Stored data entries:
########
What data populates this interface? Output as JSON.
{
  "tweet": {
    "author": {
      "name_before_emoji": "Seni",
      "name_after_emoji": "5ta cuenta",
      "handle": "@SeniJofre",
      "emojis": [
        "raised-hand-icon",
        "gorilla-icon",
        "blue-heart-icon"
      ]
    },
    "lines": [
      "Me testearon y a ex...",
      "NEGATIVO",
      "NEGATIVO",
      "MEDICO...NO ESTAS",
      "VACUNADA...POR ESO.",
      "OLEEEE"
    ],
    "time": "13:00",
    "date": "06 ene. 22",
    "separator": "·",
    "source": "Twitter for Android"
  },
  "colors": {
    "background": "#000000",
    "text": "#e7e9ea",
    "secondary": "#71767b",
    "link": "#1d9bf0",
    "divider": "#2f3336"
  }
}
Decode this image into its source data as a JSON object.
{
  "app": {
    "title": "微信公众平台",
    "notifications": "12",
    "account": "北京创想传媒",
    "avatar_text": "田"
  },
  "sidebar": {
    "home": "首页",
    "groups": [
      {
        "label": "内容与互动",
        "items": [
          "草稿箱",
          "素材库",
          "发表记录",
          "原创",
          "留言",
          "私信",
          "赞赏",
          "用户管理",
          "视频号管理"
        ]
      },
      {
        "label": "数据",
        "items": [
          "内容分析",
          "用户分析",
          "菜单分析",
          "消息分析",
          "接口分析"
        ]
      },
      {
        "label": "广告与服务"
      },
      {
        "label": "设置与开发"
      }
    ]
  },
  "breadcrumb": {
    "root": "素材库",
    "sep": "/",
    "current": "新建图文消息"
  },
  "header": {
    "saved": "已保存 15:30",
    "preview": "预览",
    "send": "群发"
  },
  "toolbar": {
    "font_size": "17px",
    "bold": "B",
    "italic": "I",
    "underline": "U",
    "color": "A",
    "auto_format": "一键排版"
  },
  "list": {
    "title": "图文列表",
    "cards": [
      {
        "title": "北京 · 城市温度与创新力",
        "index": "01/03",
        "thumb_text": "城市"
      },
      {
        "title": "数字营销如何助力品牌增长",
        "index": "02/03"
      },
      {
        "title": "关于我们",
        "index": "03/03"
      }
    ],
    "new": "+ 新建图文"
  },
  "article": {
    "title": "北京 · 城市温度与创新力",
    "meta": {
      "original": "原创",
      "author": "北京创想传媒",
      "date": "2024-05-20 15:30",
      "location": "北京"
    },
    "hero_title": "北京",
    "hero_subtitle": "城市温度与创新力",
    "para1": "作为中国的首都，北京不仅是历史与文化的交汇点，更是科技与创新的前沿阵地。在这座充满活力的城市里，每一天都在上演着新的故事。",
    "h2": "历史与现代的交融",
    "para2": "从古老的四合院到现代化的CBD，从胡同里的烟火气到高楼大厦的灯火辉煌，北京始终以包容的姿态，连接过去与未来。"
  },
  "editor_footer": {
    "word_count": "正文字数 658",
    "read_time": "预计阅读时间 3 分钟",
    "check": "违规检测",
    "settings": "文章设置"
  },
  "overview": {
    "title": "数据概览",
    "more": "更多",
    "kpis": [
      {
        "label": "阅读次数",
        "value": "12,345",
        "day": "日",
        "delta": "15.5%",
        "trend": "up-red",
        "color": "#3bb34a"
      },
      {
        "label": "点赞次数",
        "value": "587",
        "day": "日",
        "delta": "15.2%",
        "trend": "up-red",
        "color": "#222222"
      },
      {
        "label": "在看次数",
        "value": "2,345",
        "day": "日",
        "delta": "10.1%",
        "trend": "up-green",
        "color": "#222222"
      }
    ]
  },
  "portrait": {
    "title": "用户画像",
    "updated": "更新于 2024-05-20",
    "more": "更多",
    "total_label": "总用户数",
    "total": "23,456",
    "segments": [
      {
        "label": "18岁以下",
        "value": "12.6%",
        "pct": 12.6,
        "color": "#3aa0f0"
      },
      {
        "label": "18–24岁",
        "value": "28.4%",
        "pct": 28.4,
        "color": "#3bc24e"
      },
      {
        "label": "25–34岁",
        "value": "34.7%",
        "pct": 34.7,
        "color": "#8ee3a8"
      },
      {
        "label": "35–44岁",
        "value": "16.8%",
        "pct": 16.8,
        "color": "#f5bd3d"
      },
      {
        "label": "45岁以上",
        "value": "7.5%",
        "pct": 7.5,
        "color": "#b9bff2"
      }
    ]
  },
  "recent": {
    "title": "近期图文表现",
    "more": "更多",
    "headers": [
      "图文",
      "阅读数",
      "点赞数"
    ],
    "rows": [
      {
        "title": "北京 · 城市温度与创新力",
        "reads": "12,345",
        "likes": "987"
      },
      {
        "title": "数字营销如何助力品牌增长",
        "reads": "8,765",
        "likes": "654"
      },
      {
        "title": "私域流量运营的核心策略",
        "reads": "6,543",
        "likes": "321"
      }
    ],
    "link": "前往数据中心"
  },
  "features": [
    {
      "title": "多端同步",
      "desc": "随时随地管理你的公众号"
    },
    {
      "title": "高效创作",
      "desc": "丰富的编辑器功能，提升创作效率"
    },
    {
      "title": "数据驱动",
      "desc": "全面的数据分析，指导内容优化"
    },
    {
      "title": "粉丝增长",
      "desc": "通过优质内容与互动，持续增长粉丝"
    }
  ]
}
########
What to produce
In the listing, find all lines with the string "this" and copy them.

Task result
What data populates this interface? Output as JSON.
Decode this image into its source data as a JSON object.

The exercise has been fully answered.